There’s always a question when the old post counter clicks up to a “extra special” number. Do you make a big deal about it and post something, well, extra special, or do you treat it as just another day in the blog mines? It’s up to you to decide what path I chose.
We were down in Nashville this weekend, and I saw this really cool weed vine going to seed on a chain link fence. It had pods that had exploded into silky seedheads that looked like milkweed, but the pods were smooth and not shaped like milkweed pods and of course milkweed is not a vine.
Some people we know who live down there told me it was okra, which sort of makes sense. Okra is a common food plant in the southern US and if it has what are clearly flying seeds like this plant, it would spread pretty quickly if someone let their garden go to seed. I never knew okra was a vine, but apparently there are vining varieties out there. (I also thought okra pods were ribbed rather than smooth, but you are supposed to pick them young so maybe they smooth out as they grow larger.)
Nothing I could find in Google images looked quite like this plant. So call it “okra?” and file it under Mystery Plants I Have Never Seen Before But Thought Were Kind of Interesting. Anyone who can confirm that okra actually grows wild as a vine in urban areas in the South is encouraged to share pics and stories.
And yes, there were bugs on it– kind of gross, but interesting to photograph. Note that Google image search did yield a photo of similar beetles infesting garden okra, so this may be further evidence that okra, question mark is really okra, period.

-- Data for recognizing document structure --

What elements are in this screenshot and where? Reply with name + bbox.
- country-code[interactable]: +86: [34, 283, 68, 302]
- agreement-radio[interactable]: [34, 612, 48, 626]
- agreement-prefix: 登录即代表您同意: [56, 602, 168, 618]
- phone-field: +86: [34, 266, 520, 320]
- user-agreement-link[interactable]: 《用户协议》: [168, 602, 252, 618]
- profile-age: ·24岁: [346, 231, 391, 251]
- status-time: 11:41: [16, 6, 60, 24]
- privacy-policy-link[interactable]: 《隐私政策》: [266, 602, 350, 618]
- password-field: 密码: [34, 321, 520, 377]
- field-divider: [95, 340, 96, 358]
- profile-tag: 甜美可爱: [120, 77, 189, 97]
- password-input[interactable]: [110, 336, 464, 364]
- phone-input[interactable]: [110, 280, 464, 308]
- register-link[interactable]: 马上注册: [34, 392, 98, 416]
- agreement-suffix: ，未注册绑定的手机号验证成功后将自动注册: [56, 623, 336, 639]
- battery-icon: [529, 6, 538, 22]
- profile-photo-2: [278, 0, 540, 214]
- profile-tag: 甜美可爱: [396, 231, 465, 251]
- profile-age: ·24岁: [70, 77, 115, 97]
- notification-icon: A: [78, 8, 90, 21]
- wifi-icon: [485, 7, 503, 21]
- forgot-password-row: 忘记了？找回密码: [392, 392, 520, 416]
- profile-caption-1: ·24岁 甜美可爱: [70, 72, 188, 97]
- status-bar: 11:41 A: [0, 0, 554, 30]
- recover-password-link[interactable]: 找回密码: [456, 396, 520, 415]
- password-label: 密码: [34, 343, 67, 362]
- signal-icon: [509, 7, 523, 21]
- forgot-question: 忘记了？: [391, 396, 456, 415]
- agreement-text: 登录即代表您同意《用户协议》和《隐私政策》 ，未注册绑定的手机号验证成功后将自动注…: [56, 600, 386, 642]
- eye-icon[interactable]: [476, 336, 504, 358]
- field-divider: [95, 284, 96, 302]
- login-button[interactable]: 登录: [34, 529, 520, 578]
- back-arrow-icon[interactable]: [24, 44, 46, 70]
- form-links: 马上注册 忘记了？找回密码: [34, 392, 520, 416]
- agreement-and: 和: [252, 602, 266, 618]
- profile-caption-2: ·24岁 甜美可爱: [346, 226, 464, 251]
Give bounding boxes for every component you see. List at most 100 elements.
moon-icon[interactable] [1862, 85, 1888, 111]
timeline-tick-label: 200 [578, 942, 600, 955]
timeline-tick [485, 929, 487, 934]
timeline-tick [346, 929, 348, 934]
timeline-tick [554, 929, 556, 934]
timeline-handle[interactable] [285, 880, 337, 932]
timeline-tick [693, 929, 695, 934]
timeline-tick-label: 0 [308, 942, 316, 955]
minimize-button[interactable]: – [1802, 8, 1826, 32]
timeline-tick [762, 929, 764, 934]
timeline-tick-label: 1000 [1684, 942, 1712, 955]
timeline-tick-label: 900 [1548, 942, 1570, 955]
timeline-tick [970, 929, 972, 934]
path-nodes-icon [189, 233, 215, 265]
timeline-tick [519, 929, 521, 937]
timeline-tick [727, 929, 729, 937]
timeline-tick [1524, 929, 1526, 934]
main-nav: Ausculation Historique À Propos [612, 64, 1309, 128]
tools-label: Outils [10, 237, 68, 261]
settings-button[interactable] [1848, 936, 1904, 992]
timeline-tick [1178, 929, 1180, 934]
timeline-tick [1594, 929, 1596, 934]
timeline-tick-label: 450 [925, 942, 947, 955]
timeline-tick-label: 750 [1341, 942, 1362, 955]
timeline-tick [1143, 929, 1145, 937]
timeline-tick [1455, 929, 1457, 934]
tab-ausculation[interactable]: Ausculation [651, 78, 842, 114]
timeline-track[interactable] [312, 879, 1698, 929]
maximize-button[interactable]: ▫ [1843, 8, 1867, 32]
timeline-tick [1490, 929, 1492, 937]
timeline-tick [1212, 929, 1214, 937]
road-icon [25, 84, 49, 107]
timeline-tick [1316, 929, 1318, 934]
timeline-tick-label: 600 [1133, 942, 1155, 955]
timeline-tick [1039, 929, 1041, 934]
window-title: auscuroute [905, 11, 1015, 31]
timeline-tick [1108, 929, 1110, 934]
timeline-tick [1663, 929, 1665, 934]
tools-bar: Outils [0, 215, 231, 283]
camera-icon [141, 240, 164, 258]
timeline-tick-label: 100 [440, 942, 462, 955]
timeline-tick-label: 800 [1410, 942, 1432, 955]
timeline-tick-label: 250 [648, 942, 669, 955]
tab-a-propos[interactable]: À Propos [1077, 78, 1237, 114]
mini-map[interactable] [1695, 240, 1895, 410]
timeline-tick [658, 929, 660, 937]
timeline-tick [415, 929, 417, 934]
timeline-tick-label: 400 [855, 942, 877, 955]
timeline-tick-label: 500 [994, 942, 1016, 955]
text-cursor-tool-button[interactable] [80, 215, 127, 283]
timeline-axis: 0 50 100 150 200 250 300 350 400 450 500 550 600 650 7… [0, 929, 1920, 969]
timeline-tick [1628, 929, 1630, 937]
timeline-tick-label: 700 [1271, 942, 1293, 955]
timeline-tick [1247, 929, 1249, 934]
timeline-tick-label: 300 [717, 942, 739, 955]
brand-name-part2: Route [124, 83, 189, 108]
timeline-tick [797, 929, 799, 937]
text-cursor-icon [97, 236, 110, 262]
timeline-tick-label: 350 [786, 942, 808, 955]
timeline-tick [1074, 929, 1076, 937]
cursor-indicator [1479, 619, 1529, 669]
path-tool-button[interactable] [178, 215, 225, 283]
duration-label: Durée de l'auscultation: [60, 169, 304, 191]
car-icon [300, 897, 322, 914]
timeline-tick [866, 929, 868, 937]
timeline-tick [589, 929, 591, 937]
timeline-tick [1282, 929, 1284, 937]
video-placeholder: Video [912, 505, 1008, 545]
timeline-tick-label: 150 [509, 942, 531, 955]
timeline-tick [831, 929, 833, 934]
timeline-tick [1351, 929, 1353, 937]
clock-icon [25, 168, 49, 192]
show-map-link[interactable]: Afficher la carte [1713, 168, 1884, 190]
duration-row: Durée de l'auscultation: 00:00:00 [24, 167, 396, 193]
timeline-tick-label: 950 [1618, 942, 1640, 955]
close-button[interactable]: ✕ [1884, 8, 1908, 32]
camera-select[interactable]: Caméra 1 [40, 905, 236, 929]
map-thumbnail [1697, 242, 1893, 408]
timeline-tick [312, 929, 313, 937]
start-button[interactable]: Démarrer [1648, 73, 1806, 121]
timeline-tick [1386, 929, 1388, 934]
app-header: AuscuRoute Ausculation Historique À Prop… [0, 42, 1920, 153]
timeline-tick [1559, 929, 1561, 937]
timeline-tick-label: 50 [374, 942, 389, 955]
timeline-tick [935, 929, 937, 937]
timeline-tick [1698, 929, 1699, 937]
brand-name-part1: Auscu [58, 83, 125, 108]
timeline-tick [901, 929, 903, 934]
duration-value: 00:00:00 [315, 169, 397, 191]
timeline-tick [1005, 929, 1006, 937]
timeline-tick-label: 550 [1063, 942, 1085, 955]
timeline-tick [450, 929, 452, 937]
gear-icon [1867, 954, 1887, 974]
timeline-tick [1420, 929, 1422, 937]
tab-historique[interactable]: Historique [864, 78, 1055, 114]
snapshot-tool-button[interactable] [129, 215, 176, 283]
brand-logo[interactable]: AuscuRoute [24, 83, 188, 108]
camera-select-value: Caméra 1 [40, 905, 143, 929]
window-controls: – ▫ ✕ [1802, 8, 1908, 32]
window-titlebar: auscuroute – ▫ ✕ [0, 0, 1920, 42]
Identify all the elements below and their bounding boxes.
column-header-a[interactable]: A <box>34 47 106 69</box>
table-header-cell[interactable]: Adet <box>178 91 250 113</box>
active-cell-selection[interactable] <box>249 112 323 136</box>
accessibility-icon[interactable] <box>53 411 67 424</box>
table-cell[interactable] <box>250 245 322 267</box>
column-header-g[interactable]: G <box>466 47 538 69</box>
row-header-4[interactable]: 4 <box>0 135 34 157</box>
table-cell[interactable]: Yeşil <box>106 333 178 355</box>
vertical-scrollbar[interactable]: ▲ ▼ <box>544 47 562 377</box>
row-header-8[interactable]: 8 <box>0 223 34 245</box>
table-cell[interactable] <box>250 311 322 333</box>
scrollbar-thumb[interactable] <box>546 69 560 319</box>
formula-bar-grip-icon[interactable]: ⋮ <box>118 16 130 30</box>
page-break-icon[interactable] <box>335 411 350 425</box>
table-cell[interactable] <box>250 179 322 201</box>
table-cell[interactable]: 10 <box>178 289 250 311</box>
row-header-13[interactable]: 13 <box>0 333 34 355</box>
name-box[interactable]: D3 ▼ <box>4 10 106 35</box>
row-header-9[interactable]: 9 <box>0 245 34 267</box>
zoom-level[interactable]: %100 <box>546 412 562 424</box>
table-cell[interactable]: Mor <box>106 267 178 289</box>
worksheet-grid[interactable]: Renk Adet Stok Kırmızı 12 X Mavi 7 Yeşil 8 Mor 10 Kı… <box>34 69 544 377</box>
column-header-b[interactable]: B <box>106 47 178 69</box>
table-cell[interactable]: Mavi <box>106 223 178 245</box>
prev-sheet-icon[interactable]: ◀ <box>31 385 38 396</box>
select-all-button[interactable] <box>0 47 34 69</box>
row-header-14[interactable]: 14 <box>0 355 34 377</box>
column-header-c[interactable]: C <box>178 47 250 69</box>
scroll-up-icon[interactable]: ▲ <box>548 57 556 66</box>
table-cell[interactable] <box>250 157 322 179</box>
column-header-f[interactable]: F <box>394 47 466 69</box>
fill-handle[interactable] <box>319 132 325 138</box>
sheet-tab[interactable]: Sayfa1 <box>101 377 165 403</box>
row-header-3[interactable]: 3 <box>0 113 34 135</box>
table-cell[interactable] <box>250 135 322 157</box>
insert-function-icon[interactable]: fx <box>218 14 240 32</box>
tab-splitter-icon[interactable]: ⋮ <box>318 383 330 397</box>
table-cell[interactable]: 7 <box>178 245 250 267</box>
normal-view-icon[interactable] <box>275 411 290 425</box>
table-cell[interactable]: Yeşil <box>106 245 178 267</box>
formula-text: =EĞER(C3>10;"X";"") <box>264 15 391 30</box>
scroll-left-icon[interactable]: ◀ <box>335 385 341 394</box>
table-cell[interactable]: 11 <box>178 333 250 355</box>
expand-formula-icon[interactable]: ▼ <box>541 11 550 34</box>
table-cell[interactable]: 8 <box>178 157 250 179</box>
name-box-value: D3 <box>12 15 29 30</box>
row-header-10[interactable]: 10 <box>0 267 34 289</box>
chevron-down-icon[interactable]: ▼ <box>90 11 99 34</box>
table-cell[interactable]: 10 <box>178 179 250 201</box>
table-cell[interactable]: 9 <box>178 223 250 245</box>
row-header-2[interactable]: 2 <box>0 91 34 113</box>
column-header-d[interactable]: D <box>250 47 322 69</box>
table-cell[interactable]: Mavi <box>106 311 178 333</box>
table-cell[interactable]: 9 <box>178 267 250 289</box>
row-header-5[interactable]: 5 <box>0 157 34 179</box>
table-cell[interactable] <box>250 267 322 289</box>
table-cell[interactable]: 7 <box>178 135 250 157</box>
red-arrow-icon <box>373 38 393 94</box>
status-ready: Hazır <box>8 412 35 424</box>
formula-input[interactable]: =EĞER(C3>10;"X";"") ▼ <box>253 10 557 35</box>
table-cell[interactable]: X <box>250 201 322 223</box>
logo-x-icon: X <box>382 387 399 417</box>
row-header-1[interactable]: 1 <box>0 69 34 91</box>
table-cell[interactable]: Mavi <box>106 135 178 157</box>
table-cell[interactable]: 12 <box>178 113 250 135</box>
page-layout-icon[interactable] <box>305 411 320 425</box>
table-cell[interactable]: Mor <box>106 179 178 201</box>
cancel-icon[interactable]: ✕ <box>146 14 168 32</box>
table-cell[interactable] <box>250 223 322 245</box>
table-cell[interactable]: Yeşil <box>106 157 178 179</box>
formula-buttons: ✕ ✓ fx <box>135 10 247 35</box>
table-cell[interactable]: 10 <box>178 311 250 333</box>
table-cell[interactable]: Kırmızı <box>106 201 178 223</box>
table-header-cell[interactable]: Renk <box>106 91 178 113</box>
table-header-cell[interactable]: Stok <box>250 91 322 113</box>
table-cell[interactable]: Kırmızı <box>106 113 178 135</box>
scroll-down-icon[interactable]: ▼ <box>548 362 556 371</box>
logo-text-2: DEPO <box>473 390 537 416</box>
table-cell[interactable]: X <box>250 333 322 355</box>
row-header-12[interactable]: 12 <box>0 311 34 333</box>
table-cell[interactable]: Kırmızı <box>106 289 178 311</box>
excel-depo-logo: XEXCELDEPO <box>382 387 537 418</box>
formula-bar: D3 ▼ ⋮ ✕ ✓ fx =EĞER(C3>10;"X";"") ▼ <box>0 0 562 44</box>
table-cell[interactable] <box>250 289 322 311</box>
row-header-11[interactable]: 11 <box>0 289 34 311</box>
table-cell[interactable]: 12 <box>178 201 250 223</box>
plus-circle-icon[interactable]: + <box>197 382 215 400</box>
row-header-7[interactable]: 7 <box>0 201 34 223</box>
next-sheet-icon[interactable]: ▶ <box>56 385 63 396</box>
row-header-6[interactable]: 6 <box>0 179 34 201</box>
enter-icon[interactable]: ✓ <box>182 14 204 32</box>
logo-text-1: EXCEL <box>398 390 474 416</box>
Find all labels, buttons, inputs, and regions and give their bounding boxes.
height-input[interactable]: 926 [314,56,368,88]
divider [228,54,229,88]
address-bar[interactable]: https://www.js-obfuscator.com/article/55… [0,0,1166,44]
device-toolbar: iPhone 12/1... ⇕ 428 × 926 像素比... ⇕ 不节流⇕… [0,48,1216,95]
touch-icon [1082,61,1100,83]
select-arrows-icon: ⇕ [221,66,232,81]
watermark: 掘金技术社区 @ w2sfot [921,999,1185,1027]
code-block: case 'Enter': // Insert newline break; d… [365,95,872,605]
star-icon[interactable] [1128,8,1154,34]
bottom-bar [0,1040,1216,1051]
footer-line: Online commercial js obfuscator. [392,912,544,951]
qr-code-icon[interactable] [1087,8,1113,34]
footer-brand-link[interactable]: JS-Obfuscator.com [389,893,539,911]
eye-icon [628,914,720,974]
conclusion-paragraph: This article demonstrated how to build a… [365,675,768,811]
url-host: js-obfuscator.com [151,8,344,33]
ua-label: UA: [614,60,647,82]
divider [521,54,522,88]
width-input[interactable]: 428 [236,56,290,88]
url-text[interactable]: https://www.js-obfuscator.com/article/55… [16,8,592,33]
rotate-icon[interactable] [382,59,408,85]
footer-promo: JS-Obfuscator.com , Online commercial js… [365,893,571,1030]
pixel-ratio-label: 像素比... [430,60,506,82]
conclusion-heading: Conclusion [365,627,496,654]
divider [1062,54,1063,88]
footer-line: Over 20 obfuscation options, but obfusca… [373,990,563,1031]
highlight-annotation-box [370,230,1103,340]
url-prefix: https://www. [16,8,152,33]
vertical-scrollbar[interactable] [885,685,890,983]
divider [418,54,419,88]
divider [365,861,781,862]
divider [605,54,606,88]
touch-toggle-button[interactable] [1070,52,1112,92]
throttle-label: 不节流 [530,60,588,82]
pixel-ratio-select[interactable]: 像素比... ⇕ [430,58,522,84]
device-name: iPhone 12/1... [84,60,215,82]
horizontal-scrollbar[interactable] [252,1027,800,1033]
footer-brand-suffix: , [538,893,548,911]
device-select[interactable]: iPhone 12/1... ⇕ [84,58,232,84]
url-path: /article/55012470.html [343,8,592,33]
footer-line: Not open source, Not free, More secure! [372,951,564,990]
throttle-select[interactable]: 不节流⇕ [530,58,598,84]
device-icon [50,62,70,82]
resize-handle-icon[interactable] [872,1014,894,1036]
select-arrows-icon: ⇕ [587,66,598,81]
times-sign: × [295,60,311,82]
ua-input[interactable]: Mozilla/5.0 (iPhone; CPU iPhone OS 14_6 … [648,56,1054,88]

-- Required work --
1. Answer these from the post about the mystery vine:
(a) Which city were they in this weekend?
(b) What kind of fence was the vine growing on?
(c) What did the Google image search turn up?
2. Retype the post about the mystery vine from "There’s always a" to "not a vine.", with no changes.
You won't need the records for any of this.

-- Solutions for each task --
1.
(a) Nashville
(b) A chain link fence
(c) A photo of similar beetles infesting garden okra

2.
There’s always a question when the old post counter clicks up to a “extra special” number. Do you make a big deal about it and post something, well, extra special, or do you treat it as just another day in the blog mines? It’s up to you to decide what path I chose.
We were down in Nashville this weekend, and I saw this really cool weed vine going to seed on a chain link fence. It had pods that had exploded into silky seedheads that looked like milkweed, but the pods were smooth and not shaped like milkweed pods and of course milkweed is not a vine.